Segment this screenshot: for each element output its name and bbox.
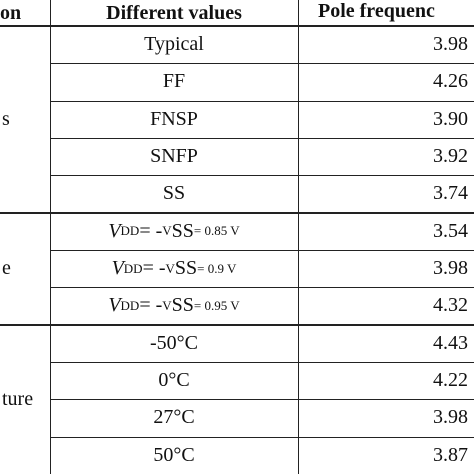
group-label: ture [2,387,34,410]
value-part: DD [120,297,140,313]
rule [298,0,299,474]
value-part: = - [142,257,166,280]
pole-cell: 4.26 [433,70,468,93]
value-cell: V DD = - V SS = 0.95 V [50,287,298,324]
rule [0,323,474,326]
rule [50,399,474,401]
value-part: DD [123,260,143,276]
value-cell: FNSP [150,107,198,130]
value-part: = - [139,294,163,317]
rule [0,25,474,27]
value-cell: V DD = - V SS = 0.85 V [50,213,298,250]
pole-cell: 3.98 [433,33,468,56]
pole-cell: 3.92 [433,145,468,168]
rule [50,100,474,102]
value-cell: 27°C [153,406,195,429]
rule [50,287,474,289]
value-part: = - [139,219,163,242]
value-part: DD [120,223,140,239]
pole-cell: 4.43 [433,331,468,354]
rule [50,137,474,139]
value-cell: 0°C [158,369,190,392]
header-cell: Different values [106,1,242,24]
pole-cell: 3.74 [433,182,468,205]
pole-cell: 4.32 [433,294,468,317]
pole-cell: 3.54 [433,219,468,242]
value-cell: SS [162,182,186,205]
rule [50,361,474,363]
value-cell: FF [162,70,186,93]
pole-cell: 4.22 [433,369,468,392]
value-part: = 0.9 V [197,260,237,276]
value-cell: 50°C [153,443,195,466]
header-cell: Pole frequenc [318,0,435,22]
rule [50,175,474,177]
rule [50,436,474,438]
value-part: = 0.95 V [193,297,240,313]
value-part: V [108,219,121,242]
value-part: SS [174,257,198,280]
group-label: s [2,107,10,130]
group-label: e [2,257,11,280]
value-cell: V DD = - V SS = 0.9 V [50,250,298,287]
value-part: V [111,257,124,280]
value-part: V [162,297,172,313]
value-part: V [108,294,121,317]
value-part: V [165,260,175,276]
value-part: SS [171,294,194,317]
value-cell: -50°C [150,331,198,354]
rule [0,211,474,214]
rule [50,0,51,474]
rule [50,63,474,65]
pole-cell: 3.98 [433,406,468,429]
value-part: V [162,223,172,239]
pole-cell: 3.87 [433,443,468,466]
value-part: = 0.85 V [193,223,240,239]
value-cell: Typical [144,33,204,56]
rule [50,249,474,251]
value-part: SS [171,219,194,242]
pole-cell: 3.90 [433,107,468,130]
value-cell: SNFP [150,145,198,168]
pole-cell: 3.98 [433,257,468,280]
header-cell: on [0,1,22,24]
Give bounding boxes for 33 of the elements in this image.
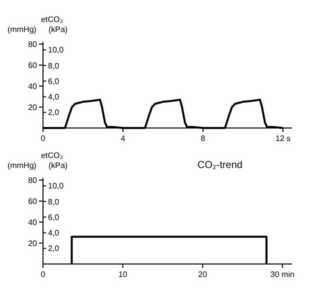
y2-tick-label: 4,0 <box>48 92 60 102</box>
y-tick-label: 20 <box>28 102 38 112</box>
x-tick-label: 0 <box>40 270 46 279</box>
y-axis-title: (mmHg) <box>8 25 37 34</box>
x-tick-label: 12 s <box>275 134 291 143</box>
y2-tick-label: 6,0 <box>48 212 60 222</box>
y-tick-label: 60 <box>28 196 38 206</box>
y-tick-label: 80 <box>28 40 38 49</box>
chart-title: etCO₂ <box>41 151 63 160</box>
y2-tick-label: 8,0 <box>48 197 60 206</box>
y2-tick-label: 2,0 <box>48 244 60 254</box>
x-tick-label: 30 min <box>270 270 294 279</box>
y-tick-label: 40 <box>28 82 38 91</box>
y2-tick-label: 6,0 <box>48 76 60 86</box>
y2-axis-title: (kPa) <box>48 25 68 34</box>
y2-tick-label: 10,0 <box>48 46 64 55</box>
x-tick-label: 8 <box>200 134 206 143</box>
y-tick-label: 40 <box>28 218 38 227</box>
y-axis-title: (mmHg) <box>8 161 37 170</box>
chart-title: etCO₂ <box>41 15 63 24</box>
x-tick-label: 0 <box>40 134 46 143</box>
text: CO₂-trend <box>197 160 243 171</box>
x-tick-label: 10 <box>118 270 128 279</box>
x-tick-label: 20 <box>198 270 208 279</box>
y-tick-label: 20 <box>28 238 38 248</box>
y-tick-label: 60 <box>28 60 38 70</box>
y2-axis-title: (kPa) <box>48 161 68 170</box>
y2-tick-label: 2,0 <box>48 108 60 118</box>
y-tick-label: 80 <box>28 176 38 185</box>
y2-tick-label: 8,0 <box>48 61 60 70</box>
y2-tick-label: 10,0 <box>48 182 64 191</box>
y2-tick-label: 4,0 <box>48 228 60 238</box>
x-tick-label: 4 <box>120 134 126 143</box>
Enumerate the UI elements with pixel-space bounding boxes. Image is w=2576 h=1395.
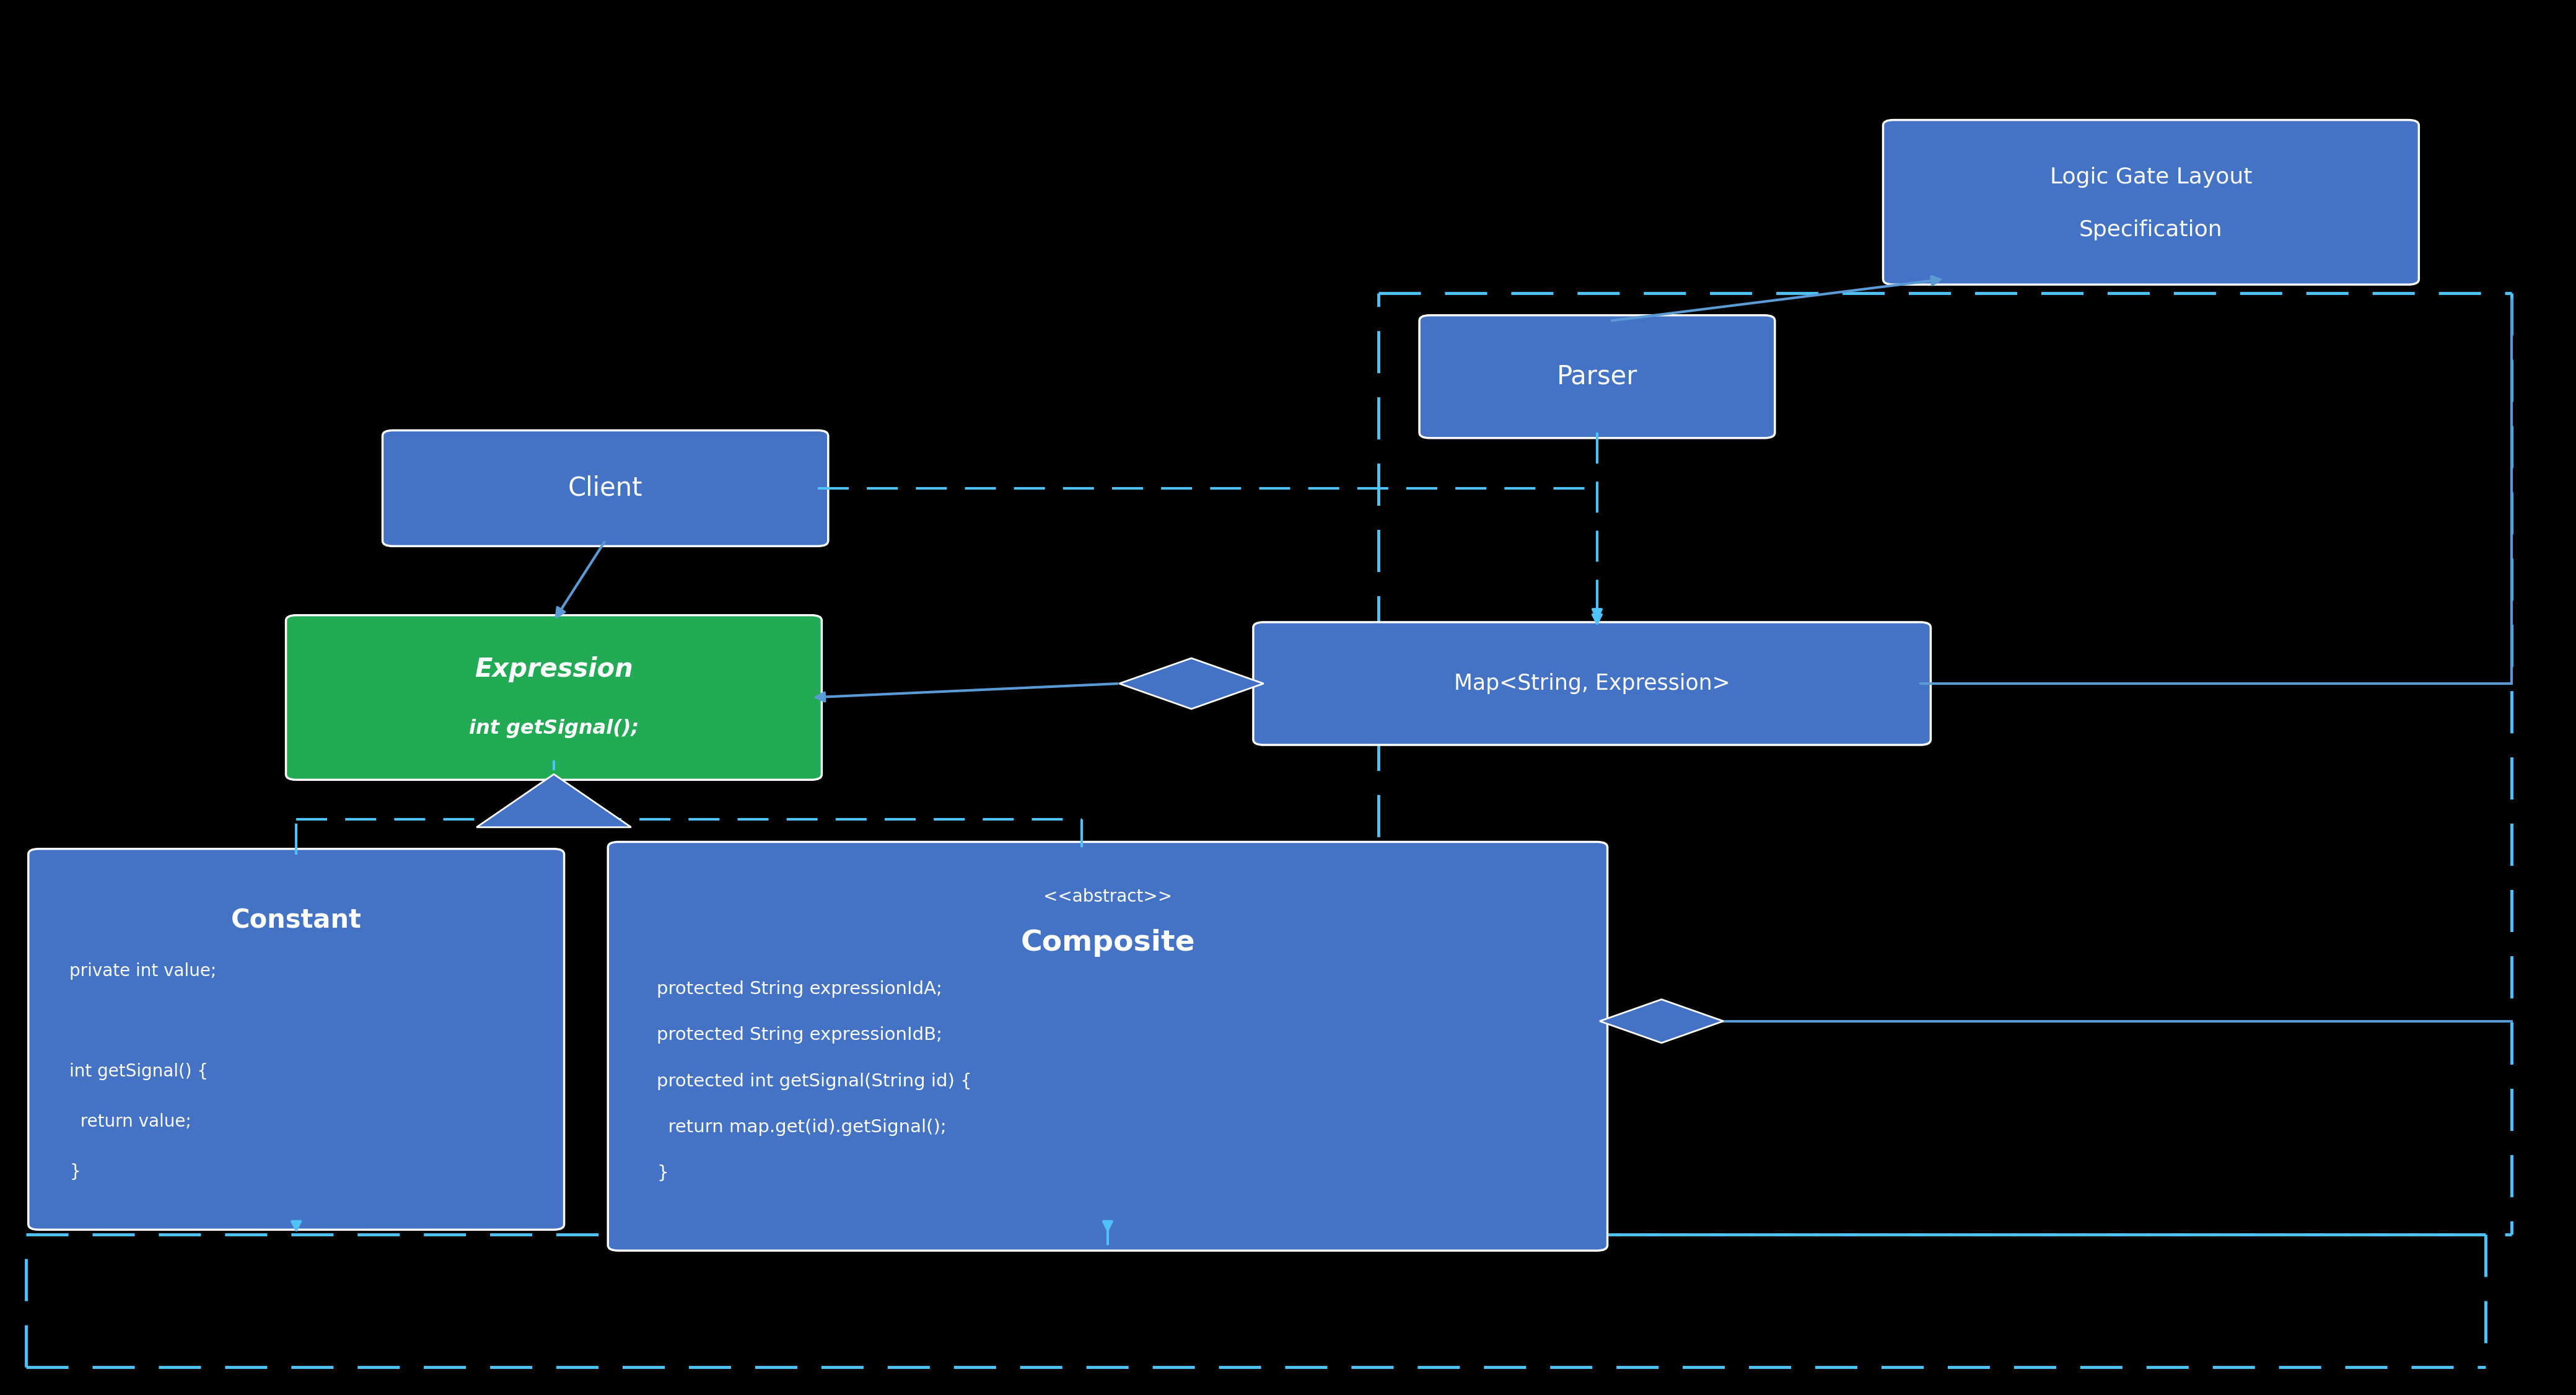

* [Prompt]: Reproduce all of the lines above with every "pole-cell" switched to "freq-cell" and nothing else changed. Leave the pictures out.

* [Problem solution]:
Segment this screenshot: for each element output its name and bbox.
group-label: ture [2,387,34,410]
value-part: DD [120,297,140,313]
rule [298,0,299,474]
value-part: = - [142,257,166,280]
freq-cell: 4.26 [433,70,468,93]
value-cell: V DD = - V SS = 0.95 V [50,287,298,324]
rule [0,323,474,326]
rule [50,399,474,401]
value-part: DD [123,260,143,276]
value-cell: FNSP [150,107,198,130]
value-part: = - [139,294,163,317]
rule [0,25,474,27]
value-cell: V DD = - V SS = 0.85 V [50,213,298,250]
freq-cell: 3.98 [433,33,468,56]
freq-cell: 3.92 [433,145,468,168]
rule [50,100,474,102]
value-cell: 27°C [153,406,195,429]
rule [50,287,474,289]
value-part: = - [139,219,163,242]
value-part: DD [120,223,140,239]
freq-cell: 4.43 [433,331,468,354]
rule [50,137,474,139]
value-cell: 0°C [158,369,190,392]
header-cell: Different values [106,1,242,24]
freq-cell: 3.74 [433,182,468,205]
freq-cell: 4.32 [433,294,468,317]
freq-cell: 3.54 [433,219,468,242]
value-cell: SS [162,182,186,205]
rule [50,361,474,363]
value-cell: FF [162,70,186,93]
freq-cell: 4.22 [433,369,468,392]
value-part: = 0.9 V [197,260,237,276]
value-cell: 50°C [153,443,195,466]
header-cell: Pole frequenc [318,0,435,22]
rule [50,175,474,177]
rule [50,436,474,438]
value-part: = 0.95 V [193,297,240,313]
value-part: V [108,219,121,242]
value-part: SS [174,257,198,280]
group-label: s [2,107,10,130]
group-label: e [2,257,11,280]
value-cell: V DD = - V SS = 0.9 V [50,250,298,287]
value-part: V [111,257,124,280]
value-part: V [162,297,172,313]
value-part: V [108,294,121,317]
value-part: V [165,260,175,276]
value-part: SS [171,294,194,317]
value-cell: -50°C [150,331,198,354]
rule [0,211,474,214]
rule [50,0,51,474]
rule [50,63,474,65]
freq-cell: 3.98 [433,406,468,429]
value-part: V [162,223,172,239]
freq-cell: 3.87 [433,443,468,466]
value-part: = 0.85 V [193,223,240,239]
value-cell: Typical [144,33,204,56]
rule [50,249,474,251]
value-part: SS [171,219,194,242]
freq-cell: 3.90 [433,107,468,130]
value-cell: SNFP [150,145,198,168]
freq-cell: 3.98 [433,257,468,280]
header-cell: on [0,1,22,24]
Give bounding boxes for 33 of the elements in this image.
y2-tick-label: 4,0 <box>48 92 60 102</box>
y-tick-label: 20 <box>28 102 38 112</box>
x-tick-label: 0 <box>40 270 46 279</box>
y-axis-title: (mmHg) <box>8 25 37 34</box>
x-tick-label: 12 s <box>275 134 291 143</box>
y2-tick-label: 6,0 <box>48 212 60 222</box>
y-tick-label: 60 <box>28 196 38 206</box>
y-tick-label: 80 <box>28 40 38 49</box>
chart-title: etCO₂ <box>41 151 63 160</box>
y2-tick-label: 8,0 <box>48 197 60 206</box>
y2-tick-label: 2,0 <box>48 244 60 254</box>
x-tick-label: 30 min <box>270 270 294 279</box>
y-tick-label: 40 <box>28 82 38 91</box>
y2-tick-label: 6,0 <box>48 76 60 86</box>
y2-axis-title: (kPa) <box>48 25 68 34</box>
y2-tick-label: 10,0 <box>48 46 64 55</box>
x-tick-label: 8 <box>200 134 206 143</box>
y-tick-label: 40 <box>28 218 38 227</box>
y-axis-title: (mmHg) <box>8 161 37 170</box>
chart-title: etCO₂ <box>41 15 63 24</box>
x-tick-label: 0 <box>40 134 46 143</box>
text: CO₂-trend <box>197 160 243 171</box>
x-tick-label: 10 <box>118 270 128 279</box>
x-tick-label: 20 <box>198 270 208 279</box>
y-tick-label: 20 <box>28 238 38 248</box>
y-tick-label: 60 <box>28 60 38 70</box>
y2-axis-title: (kPa) <box>48 161 68 170</box>
y2-tick-label: 2,0 <box>48 108 60 118</box>
y-tick-label: 80 <box>28 176 38 185</box>
y2-tick-label: 8,0 <box>48 61 60 70</box>
y2-tick-label: 10,0 <box>48 182 64 191</box>
y2-tick-label: 4,0 <box>48 228 60 238</box>
x-tick-label: 4 <box>120 134 126 143</box>
Enumerate the UI elements with pixel-space bounding boxes. Image is w=2576 h=1395.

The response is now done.